:: Record excerpts
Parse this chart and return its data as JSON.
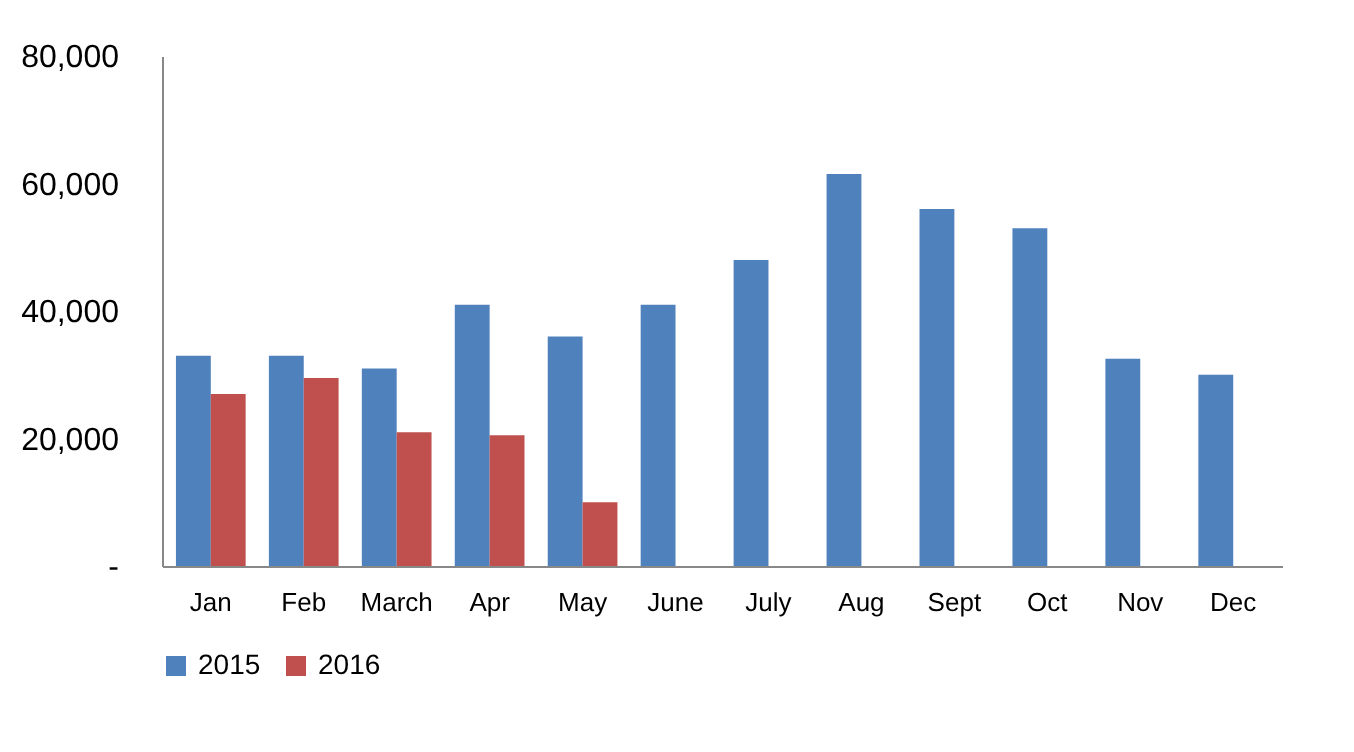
{
  "chart_data": {
    "type": "bar",
    "categories": [
      "Jan",
      "Feb",
      "March",
      "Apr",
      "May",
      "June",
      "July",
      "Aug",
      "Sept",
      "Oct",
      "Nov",
      "Dec"
    ],
    "series": [
      {
        "name": "2015",
        "color": "#4f81bd",
        "values": [
          33000,
          33000,
          31000,
          41000,
          36000,
          41000,
          48000,
          61500,
          56000,
          53000,
          32500,
          30000
        ]
      },
      {
        "name": "2016",
        "color": "#c0504d",
        "values": [
          27000,
          29500,
          21000,
          20500,
          10000,
          null,
          null,
          null,
          null,
          null,
          null,
          null
        ]
      }
    ],
    "ylim": [
      0,
      80000
    ],
    "yticks": [
      {
        "value": 0,
        "label": "-"
      },
      {
        "value": 20000,
        "label": "20,000"
      },
      {
        "value": 40000,
        "label": "40,000"
      },
      {
        "value": 60000,
        "label": "60,000"
      },
      {
        "value": 80000,
        "label": "80,000"
      }
    ],
    "grid": false,
    "legend": "bottom"
  }
}
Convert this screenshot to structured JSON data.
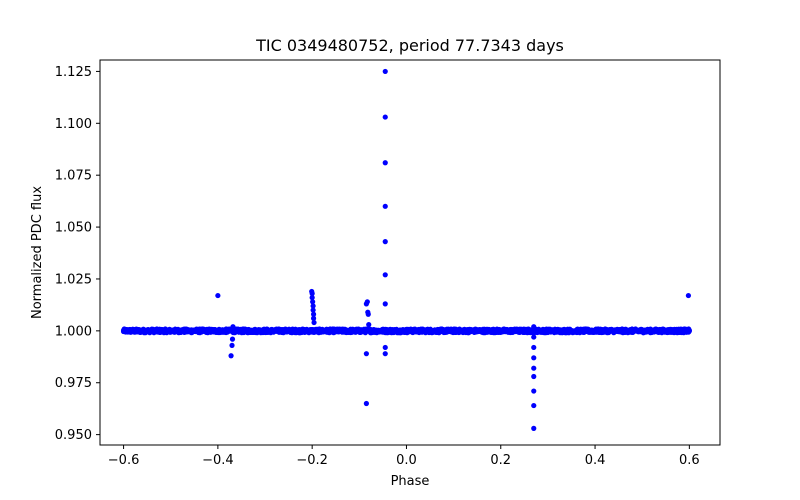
{
  "chart_data": {
    "type": "scatter",
    "title": "TIC 0349480752, period 77.7343 days",
    "xlabel": "Phase",
    "ylabel": "Normalized PDC flux",
    "xlim": [
      -0.65,
      0.665
    ],
    "ylim": [
      0.945,
      1.1305
    ],
    "grid": false,
    "x_ticks": [
      -0.6,
      -0.4,
      -0.2,
      0.0,
      0.2,
      0.4,
      0.6
    ],
    "x_tick_labels": [
      "−0.6",
      "−0.4",
      "−0.2",
      "0.0",
      "0.2",
      "0.4",
      "0.6"
    ],
    "y_ticks": [
      0.95,
      0.975,
      1.0,
      1.025,
      1.05,
      1.075,
      1.1,
      1.125
    ],
    "y_tick_labels": [
      "0.950",
      "0.975",
      "1.000",
      "1.025",
      "1.050",
      "1.075",
      "1.100",
      "1.125"
    ],
    "marker_color": "#0000ff",
    "baseline": {
      "name": "folded light curve baseline",
      "x_start": -0.6,
      "x_end": 0.6,
      "step": 0.0015,
      "flux": 1.0,
      "scatter": 0.0009
    },
    "series": [
      {
        "name": "spike near -0.045",
        "x": [
          -0.045,
          -0.045,
          -0.045,
          -0.045,
          -0.045,
          -0.045,
          -0.045,
          -0.045,
          -0.045
        ],
        "y": [
          1.125,
          1.103,
          1.081,
          1.06,
          1.043,
          1.027,
          1.013,
          0.992,
          0.989
        ]
      },
      {
        "name": "dip near 0.27",
        "x": [
          0.27,
          0.27,
          0.27,
          0.27,
          0.27,
          0.27,
          0.27,
          0.27,
          0.27
        ],
        "y": [
          0.953,
          0.964,
          0.971,
          0.978,
          0.982,
          0.987,
          0.992,
          0.997,
          1.002
        ]
      },
      {
        "name": "feature near -0.2",
        "x": [
          -0.201,
          -0.2,
          -0.2,
          -0.199,
          -0.198,
          -0.198,
          -0.197,
          -0.197,
          -0.196
        ],
        "y": [
          1.019,
          1.018,
          1.016,
          1.014,
          1.012,
          1.01,
          1.008,
          1.006,
          1.004
        ]
      },
      {
        "name": "feature near -0.08",
        "x": [
          -0.085,
          -0.083,
          -0.082,
          -0.081,
          -0.08,
          -0.085,
          -0.085
        ],
        "y": [
          1.013,
          1.014,
          1.009,
          1.008,
          1.003,
          0.989,
          0.965
        ]
      },
      {
        "name": "feature near -0.37",
        "x": [
          -0.372,
          -0.37,
          -0.369,
          -0.368
        ],
        "y": [
          0.988,
          0.993,
          0.996,
          1.002
        ]
      },
      {
        "name": "isolated outliers",
        "x": [
          -0.4,
          0.598
        ],
        "y": [
          1.017,
          1.017
        ]
      }
    ]
  }
}
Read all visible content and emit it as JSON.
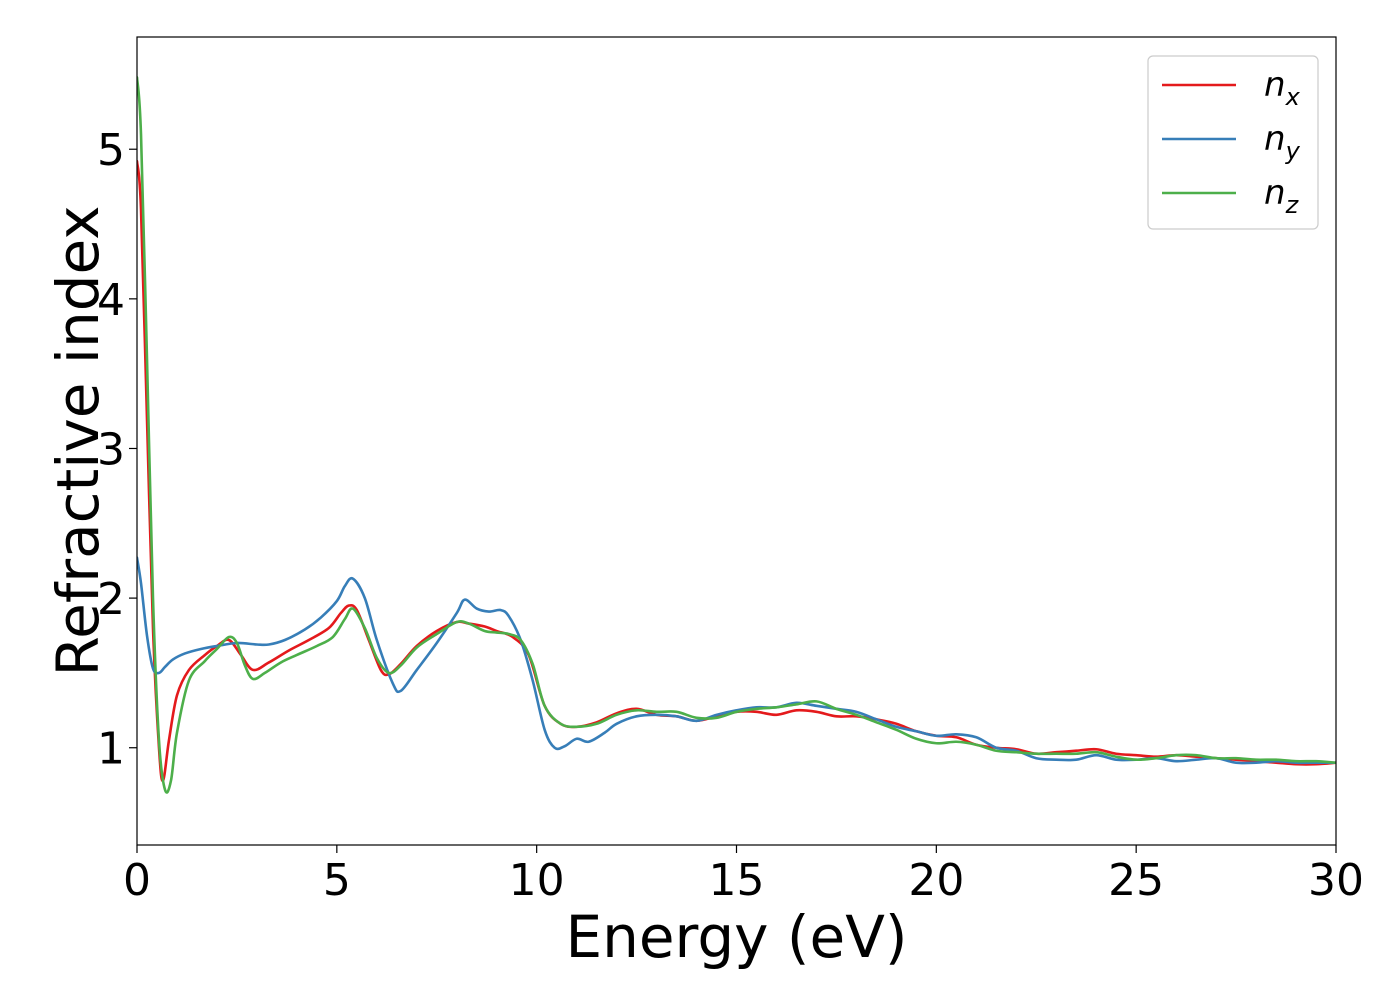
{
  "chart_data": {
    "type": "line",
    "xlabel": "Energy (eV)",
    "ylabel": "Refractive index",
    "xlim": [
      0,
      30
    ],
    "ylim": [
      0.35,
      5.75
    ],
    "xticks": [
      0,
      5,
      10,
      15,
      20,
      25,
      30
    ],
    "yticks": [
      1,
      2,
      3,
      4,
      5
    ],
    "xtick_labels": [
      "0",
      "5",
      "10",
      "15",
      "20",
      "25",
      "30"
    ],
    "ytick_labels": [
      "1",
      "2",
      "3",
      "4",
      "5"
    ],
    "grid": false,
    "legend_position": "top-right",
    "series": [
      {
        "name": "nx",
        "base": "n",
        "sub": "x",
        "color": "#e41a1c",
        "x": [
          0,
          0.1,
          0.25,
          0.4,
          0.55,
          0.65,
          0.8,
          1.0,
          1.3,
          1.7,
          2.0,
          2.3,
          2.6,
          2.9,
          3.3,
          3.8,
          4.3,
          4.8,
          5.1,
          5.3,
          5.5,
          5.8,
          6.1,
          6.3,
          6.6,
          7.0,
          7.5,
          8.0,
          8.3,
          8.7,
          9.0,
          9.4,
          9.8,
          10.2,
          10.6,
          11.0,
          11.5,
          12.0,
          12.5,
          13.0,
          13.5,
          14.0,
          14.5,
          15.0,
          15.5,
          16.0,
          16.5,
          17.0,
          17.5,
          18.0,
          18.5,
          19.0,
          19.5,
          20.0,
          20.5,
          21.0,
          21.5,
          22.0,
          22.5,
          23.0,
          23.5,
          24.0,
          24.5,
          25.0,
          25.5,
          26.0,
          26.5,
          27.0,
          27.5,
          28.0,
          28.5,
          29.0,
          29.5,
          30.0
        ],
        "y": [
          4.92,
          4.6,
          3.2,
          1.8,
          1.0,
          0.78,
          1.05,
          1.35,
          1.52,
          1.62,
          1.68,
          1.72,
          1.62,
          1.52,
          1.57,
          1.65,
          1.72,
          1.8,
          1.9,
          1.95,
          1.92,
          1.72,
          1.52,
          1.49,
          1.56,
          1.68,
          1.78,
          1.84,
          1.83,
          1.81,
          1.78,
          1.74,
          1.62,
          1.28,
          1.16,
          1.14,
          1.17,
          1.23,
          1.26,
          1.22,
          1.21,
          1.18,
          1.21,
          1.24,
          1.24,
          1.22,
          1.25,
          1.24,
          1.21,
          1.21,
          1.19,
          1.16,
          1.11,
          1.08,
          1.07,
          1.02,
          1.0,
          0.99,
          0.96,
          0.97,
          0.98,
          0.99,
          0.96,
          0.95,
          0.94,
          0.95,
          0.94,
          0.93,
          0.92,
          0.91,
          0.9,
          0.89,
          0.89,
          0.9
        ]
      },
      {
        "name": "ny",
        "base": "n",
        "sub": "y",
        "color": "#377eb8",
        "x": [
          0,
          0.1,
          0.25,
          0.4,
          0.55,
          0.7,
          0.9,
          1.2,
          1.6,
          2.0,
          2.5,
          3.0,
          3.3,
          3.7,
          4.2,
          4.6,
          5.0,
          5.2,
          5.4,
          5.7,
          6.0,
          6.4,
          6.6,
          7.0,
          7.5,
          8.0,
          8.2,
          8.5,
          8.8,
          9.1,
          9.3,
          9.6,
          9.9,
          10.2,
          10.45,
          10.7,
          11.0,
          11.3,
          11.7,
          12.0,
          12.5,
          13.0,
          13.5,
          14.0,
          14.5,
          15.0,
          15.5,
          16.0,
          16.5,
          17.0,
          17.5,
          18.0,
          18.5,
          19.0,
          19.5,
          20.0,
          20.5,
          21.0,
          21.5,
          22.0,
          22.5,
          23.0,
          23.5,
          24.0,
          24.5,
          25.0,
          25.5,
          26.0,
          26.5,
          27.0,
          27.5,
          28.0,
          28.5,
          29.0,
          29.5,
          30.0
        ],
        "y": [
          2.27,
          2.1,
          1.75,
          1.53,
          1.5,
          1.54,
          1.59,
          1.63,
          1.66,
          1.68,
          1.7,
          1.69,
          1.69,
          1.72,
          1.79,
          1.87,
          1.98,
          2.08,
          2.13,
          2.0,
          1.72,
          1.43,
          1.38,
          1.52,
          1.7,
          1.9,
          1.99,
          1.93,
          1.91,
          1.92,
          1.88,
          1.72,
          1.45,
          1.12,
          1.0,
          1.01,
          1.06,
          1.04,
          1.1,
          1.16,
          1.21,
          1.22,
          1.21,
          1.18,
          1.22,
          1.25,
          1.27,
          1.27,
          1.3,
          1.28,
          1.26,
          1.24,
          1.19,
          1.14,
          1.11,
          1.08,
          1.09,
          1.07,
          1.0,
          0.98,
          0.93,
          0.92,
          0.92,
          0.95,
          0.92,
          0.92,
          0.93,
          0.91,
          0.92,
          0.93,
          0.9,
          0.9,
          0.91,
          0.9,
          0.9,
          0.9
        ]
      },
      {
        "name": "nz",
        "base": "n",
        "sub": "z",
        "color": "#4daf4a",
        "x": [
          0,
          0.1,
          0.25,
          0.4,
          0.55,
          0.7,
          0.85,
          1.0,
          1.3,
          1.7,
          2.0,
          2.3,
          2.5,
          2.7,
          2.9,
          3.2,
          3.6,
          4.0,
          4.5,
          4.9,
          5.2,
          5.4,
          5.7,
          6.0,
          6.3,
          6.6,
          7.0,
          7.5,
          8.0,
          8.3,
          8.7,
          9.0,
          9.3,
          9.6,
          9.9,
          10.2,
          10.6,
          11.0,
          11.5,
          12.0,
          12.5,
          13.0,
          13.5,
          14.0,
          14.5,
          15.0,
          15.5,
          16.0,
          16.5,
          17.0,
          17.5,
          18.0,
          18.5,
          19.0,
          19.5,
          20.0,
          20.5,
          21.0,
          21.5,
          22.0,
          22.5,
          23.0,
          23.5,
          24.0,
          24.5,
          25.0,
          25.5,
          26.0,
          26.5,
          27.0,
          27.5,
          28.0,
          28.5,
          29.0,
          29.5,
          30.0
        ],
        "y": [
          5.48,
          5.1,
          3.6,
          2.0,
          1.05,
          0.72,
          0.78,
          1.1,
          1.45,
          1.58,
          1.66,
          1.74,
          1.7,
          1.55,
          1.46,
          1.5,
          1.57,
          1.62,
          1.68,
          1.74,
          1.86,
          1.93,
          1.8,
          1.6,
          1.5,
          1.55,
          1.67,
          1.76,
          1.84,
          1.83,
          1.78,
          1.77,
          1.76,
          1.72,
          1.56,
          1.28,
          1.16,
          1.14,
          1.16,
          1.22,
          1.25,
          1.24,
          1.24,
          1.2,
          1.2,
          1.24,
          1.26,
          1.27,
          1.29,
          1.31,
          1.26,
          1.22,
          1.17,
          1.12,
          1.06,
          1.03,
          1.04,
          1.02,
          0.98,
          0.97,
          0.96,
          0.96,
          0.96,
          0.97,
          0.94,
          0.92,
          0.93,
          0.95,
          0.95,
          0.93,
          0.93,
          0.92,
          0.92,
          0.91,
          0.91,
          0.9
        ]
      }
    ]
  }
}
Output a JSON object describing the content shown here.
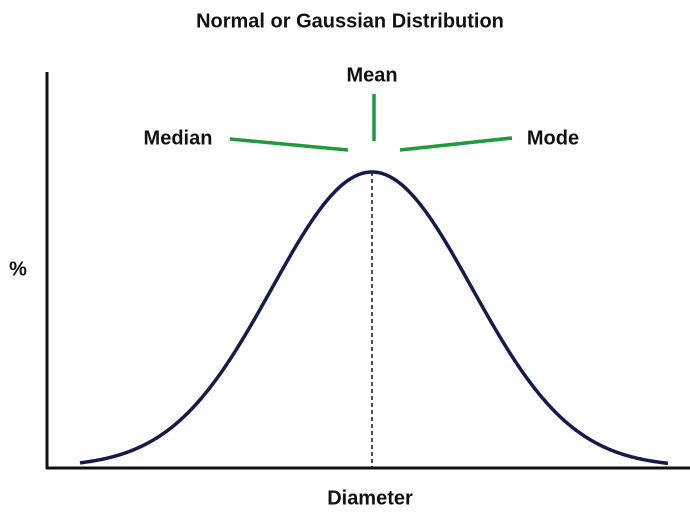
{
  "title": "Normal or Gaussian Distribution",
  "labels": {
    "mean": "Mean",
    "median": "Median",
    "mode": "Mode"
  },
  "y_axis_label": "%",
  "x_axis_label": "Diameter"
}
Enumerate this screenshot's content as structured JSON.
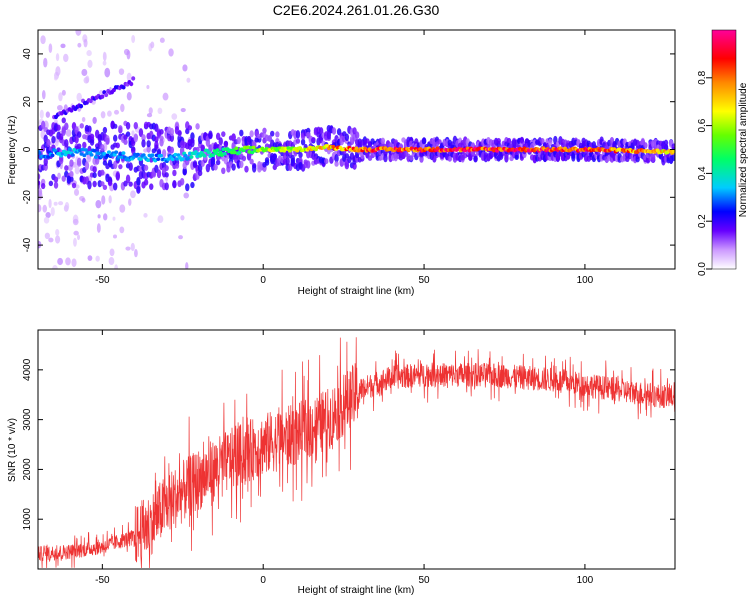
{
  "figure": {
    "title": "C2E6.2024.261.01.26.G30"
  },
  "chart_data": [
    {
      "type": "heatmap",
      "xlabel": "Height of straight line (km)",
      "ylabel": "Frequency (Hz)",
      "xlim": [
        -70,
        128
      ],
      "ylim": [
        -50,
        50
      ],
      "xticks": [
        -50,
        0,
        50,
        100
      ],
      "yticks": [
        -40,
        -20,
        0,
        20,
        40
      ],
      "colorbar": {
        "label": "Normalized spectral amplitude",
        "range": [
          0,
          1
        ],
        "ticks": [
          "0.0",
          "0.2",
          "0.4",
          "0.6",
          "0.8"
        ],
        "colors": [
          "#ffffff",
          "#cc99ff",
          "#6600ff",
          "#0000ff",
          "#00ccff",
          "#00ff66",
          "#66ff00",
          "#ffff00",
          "#ff8800",
          "#ff0000",
          "#ff0099"
        ]
      },
      "ridge": {
        "description_points_x": [
          -70,
          -60,
          -50,
          -40,
          -30,
          -20,
          -10,
          0,
          10,
          20,
          30,
          50,
          70,
          100,
          128
        ],
        "frequency": [
          -2,
          -1,
          -2,
          -3,
          -4,
          -2,
          -1,
          0,
          0,
          1,
          0,
          0,
          0,
          0,
          -1
        ],
        "amplitude": [
          0.3,
          0.35,
          0.3,
          0.35,
          0.3,
          0.4,
          0.5,
          0.6,
          0.65,
          0.75,
          0.85,
          0.9,
          0.9,
          0.9,
          0.7
        ]
      },
      "secondary_branch": {
        "x": [
          -65,
          -60,
          -55,
          -50,
          -45,
          -40
        ],
        "frequency": [
          14,
          17,
          20,
          23,
          26,
          29
        ]
      }
    },
    {
      "type": "line",
      "xlabel": "Height of straight line (km)",
      "ylabel": "SNR (10 * v/v)",
      "xlim": [
        -70,
        128
      ],
      "ylim": [
        0,
        4800
      ],
      "xticks": [
        -50,
        0,
        50,
        100
      ],
      "yticks": [
        1000,
        2000,
        3000,
        4000
      ],
      "series_color": "#ee3333",
      "trend": {
        "x": [
          -70,
          -60,
          -50,
          -40,
          -35,
          -30,
          -20,
          -10,
          0,
          10,
          20,
          30,
          40,
          50,
          60,
          70,
          80,
          90,
          100,
          110,
          120,
          128
        ],
        "y": [
          300,
          350,
          450,
          650,
          900,
          1300,
          1800,
          2200,
          2500,
          2700,
          3000,
          3600,
          3850,
          3900,
          3900,
          3900,
          3850,
          3800,
          3700,
          3600,
          3500,
          3450
        ]
      }
    }
  ]
}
::::
Work instructions = In the records, locate each line holding the string "type" and copy it.

In response =
    "type": "bar",
    "type": "scatter",
    "type": "line",
      "type": "heatmap",
      "type": "line",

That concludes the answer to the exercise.